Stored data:
►
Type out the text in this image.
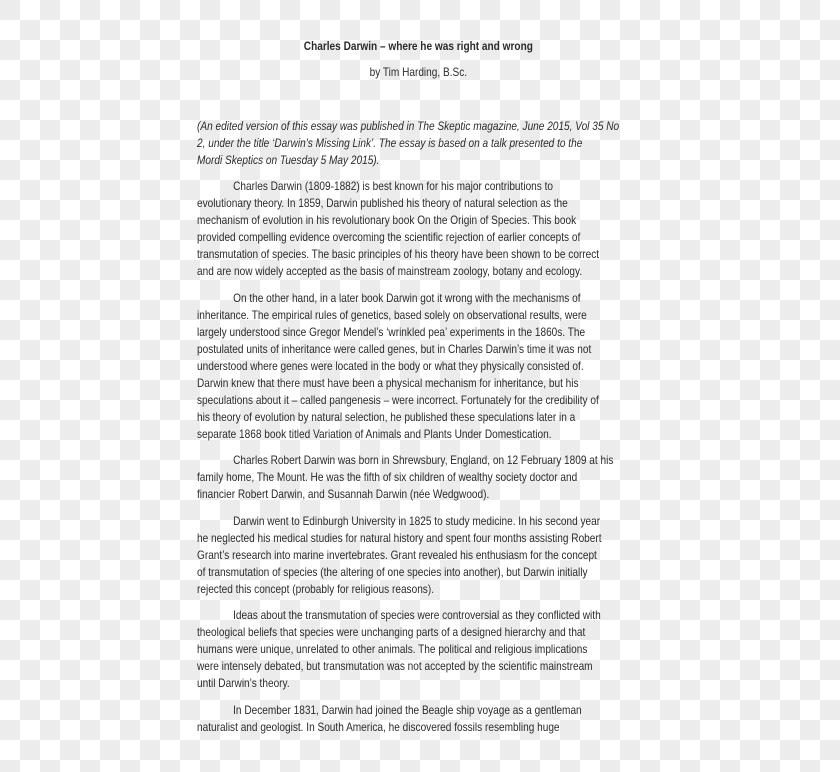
Charles Darwin – where he was right and wrong
by Tim Harding, B.Sc.
(An edited version of this essay was published in The Skeptic magazine, June 2015, Vol 35 No
2, under the title ‘Darwin’s Missing Link’. The essay is based on a talk presented to the
Mordi Skeptics on Tuesday 5 May 2015).
Charles Darwin (1809-1882) is best known for his major contributions to
evolutionary theory. In 1859, Darwin published his theory of natural selection as the
mechanism of evolution in his revolutionary book On the Origin of Species. This book
provided compelling evidence overcoming the scientific rejection of earlier concepts of
transmutation of species. The basic principles of his theory have been shown to be correct
and are now widely accepted as the basis of mainstream zoology, botany and ecology.
On the other hand, in a later book Darwin got it wrong with the mechanisms of
inheritance. The empirical rules of genetics, based solely on observational results, were
largely understood since Gregor Mendel’s ‘wrinkled pea’ experiments in the 1860s. The
postulated units of inheritance were called genes, but in Charles Darwin’s time it was not
understood where genes were located in the body or what they physically consisted of.
Darwin knew that there must have been a physical mechanism for inheritance, but his
speculations about it – called pangenesis – were incorrect. Fortunately for the credibility of
his theory of evolution by natural selection, he published these speculations later in a
separate 1868 book titled Variation of Animals and Plants Under Domestication.
Charles Robert Darwin was born in Shrewsbury, England, on 12 February 1809 at his
family home, The Mount. He was the fifth of six children of wealthy society doctor and
financier Robert Darwin, and Susannah Darwin (née Wedgwood).
Darwin went to Edinburgh University in 1825 to study medicine. In his second year
he neglected his medical studies for natural history and spent four months assisting Robert
Grant’s research into marine invertebrates. Grant revealed his enthusiasm for the concept
of transmutation of species (the altering of one species into another), but Darwin initially
rejected this concept (probably for religious reasons).
Ideas about the transmutation of species were controversial as they conflicted with
theological beliefs that species were unchanging parts of a designed hierarchy and that
humans were unique, unrelated to other animals. The political and religious implications
were intensely debated, but transmutation was not accepted by the scientific mainstream
until Darwin’s theory.
In December 1831, Darwin had joined the Beagle ship voyage as a gentleman
naturalist and geologist. In South America, he discovered fossils resembling huge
◄
== WHAT IS NEEDED ==
Copy out all the data exactly, skipping the pictures.

== OUTPUT FOR THIS EXERCISE ==
Type out the text in this image.
Charles Darwin – where he was right and wrong
by Tim Harding, B.Sc.
(An edited version of this essay was published in The Skeptic magazine, June 2015, Vol 35 No
2, under the title ‘Darwin’s Missing Link’. The essay is based on a talk presented to the
Mordi Skeptics on Tuesday 5 May 2015).
Charles Darwin (1809-1882) is best known for his major contributions to
evolutionary theory. In 1859, Darwin published his theory of natural selection as the
mechanism of evolution in his revolutionary book On the Origin of Species. This book
provided compelling evidence overcoming the scientific rejection of earlier concepts of
transmutation of species. The basic principles of his theory have been shown to be correct
and are now widely accepted as the basis of mainstream zoology, botany and ecology.
On the other hand, in a later book Darwin got it wrong with the mechanisms of
inheritance. The empirical rules of genetics, based solely on observational results, were
largely understood since Gregor Mendel’s ‘wrinkled pea’ experiments in the 1860s. The
postulated units of inheritance were called genes, but in Charles Darwin’s time it was not
understood where genes were located in the body or what they physically consisted of.
Darwin knew that there must have been a physical mechanism for inheritance, but his
speculations about it – called pangenesis – were incorrect. Fortunately for the credibility of
his theory of evolution by natural selection, he published these speculations later in a
separate 1868 book titled Variation of Animals and Plants Under Domestication.
Charles Robert Darwin was born in Shrewsbury, England, on 12 February 1809 at his
family home, The Mount. He was the fifth of six children of wealthy society doctor and
financier Robert Darwin, and Susannah Darwin (née Wedgwood).
Darwin went to Edinburgh University in 1825 to study medicine. In his second year
he neglected his medical studies for natural history and spent four months assisting Robert
Grant’s research into marine invertebrates. Grant revealed his enthusiasm for the concept
of transmutation of species (the altering of one species into another), but Darwin initially
rejected this concept (probably for religious reasons).
Ideas about the transmutation of species were controversial as they conflicted with
theological beliefs that species were unchanging parts of a designed hierarchy and that
humans were unique, unrelated to other animals. The political and religious implications
were intensely debated, but transmutation was not accepted by the scientific mainstream
until Darwin’s theory.
In December 1831, Darwin had joined the Beagle ship voyage as a gentleman
naturalist and geologist. In South America, he discovered fossils resembling huge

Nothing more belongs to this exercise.